Extracted data entries:
--

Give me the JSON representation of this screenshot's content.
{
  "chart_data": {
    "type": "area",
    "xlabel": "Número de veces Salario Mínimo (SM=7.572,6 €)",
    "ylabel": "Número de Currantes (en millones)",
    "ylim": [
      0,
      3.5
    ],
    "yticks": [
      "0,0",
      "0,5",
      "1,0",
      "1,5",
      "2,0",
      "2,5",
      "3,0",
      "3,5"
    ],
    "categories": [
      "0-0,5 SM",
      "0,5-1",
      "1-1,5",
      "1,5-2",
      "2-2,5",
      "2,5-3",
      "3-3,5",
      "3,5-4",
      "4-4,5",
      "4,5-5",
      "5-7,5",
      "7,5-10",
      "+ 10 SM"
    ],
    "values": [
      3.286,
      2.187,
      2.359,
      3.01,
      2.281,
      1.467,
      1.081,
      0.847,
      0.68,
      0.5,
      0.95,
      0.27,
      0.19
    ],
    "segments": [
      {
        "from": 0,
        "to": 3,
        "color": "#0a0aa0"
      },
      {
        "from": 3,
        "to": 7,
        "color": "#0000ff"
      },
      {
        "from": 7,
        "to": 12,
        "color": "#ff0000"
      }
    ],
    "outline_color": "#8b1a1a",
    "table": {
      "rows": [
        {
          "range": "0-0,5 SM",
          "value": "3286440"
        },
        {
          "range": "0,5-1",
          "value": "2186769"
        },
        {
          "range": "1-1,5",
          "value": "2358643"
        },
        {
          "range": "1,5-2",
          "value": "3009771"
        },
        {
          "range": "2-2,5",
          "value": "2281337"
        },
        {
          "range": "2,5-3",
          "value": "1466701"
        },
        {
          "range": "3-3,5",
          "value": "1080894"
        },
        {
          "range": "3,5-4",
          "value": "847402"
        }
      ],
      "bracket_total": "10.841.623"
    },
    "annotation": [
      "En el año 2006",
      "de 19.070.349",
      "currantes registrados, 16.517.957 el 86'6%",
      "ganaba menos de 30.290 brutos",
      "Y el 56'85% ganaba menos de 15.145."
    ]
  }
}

--

Problem statement >> Write out the full listing, keeping every line exactly as it is.

Reply to the exercise >>
Give me the JSON representation of this screenshot's content.
{
  "chart_data": {
    "type": "area",
    "xlabel": "Número de veces Salario Mínimo (SM=7.572,6 €)",
    "ylabel": "Número de Currantes (en millones)",
    "ylim": [
      0,
      3.5
    ],
    "yticks": [
      "0,0",
      "0,5",
      "1,0",
      "1,5",
      "2,0",
      "2,5",
      "3,0",
      "3,5"
    ],
    "categories": [
      "0-0,5 SM",
      "0,5-1",
      "1-1,5",
      "1,5-2",
      "2-2,5",
      "2,5-3",
      "3-3,5",
      "3,5-4",
      "4-4,5",
      "4,5-5",
      "5-7,5",
      "7,5-10",
      "+ 10 SM"
    ],
    "values": [
      3.286,
      2.187,
      2.359,
      3.01,
      2.281,
      1.467,
      1.081,
      0.847,
      0.68,
      0.5,
      0.95,
      0.27,
      0.19
    ],
    "segments": [
      {
        "from": 0,
        "to": 3,
        "color": "#0a0aa0"
      },
      {
        "from": 3,
        "to": 7,
        "color": "#0000ff"
      },
      {
        "from": 7,
        "to": 12,
        "color": "#ff0000"
      }
    ],
    "outline_color": "#8b1a1a",
    "table": {
      "rows": [
        {
          "range": "0-0,5 SM",
          "value": "3286440"
        },
        {
          "range": "0,5-1",
          "value": "2186769"
        },
        {
          "range": "1-1,5",
          "value": "2358643"
        },
        {
          "range": "1,5-2",
          "value": "3009771"
        },
        {
          "range": "2-2,5",
          "value": "2281337"
        },
        {
          "range": "2,5-3",
          "value": "1466701"
        },
        {
          "range": "3-3,5",
          "value": "1080894"
        },
        {
          "range": "3,5-4",
          "value": "847402"
        }
      ],
      "bracket_total": "10.841.623"
    },
    "annotation": [
      "En el año 2006",
      "de 19.070.349",
      "currantes registrados, 16.517.957 el 86'6%",
      "ganaba menos de 30.290 brutos",
      "Y el 56'85% ganaba menos de 15.145."
    ]
  }
}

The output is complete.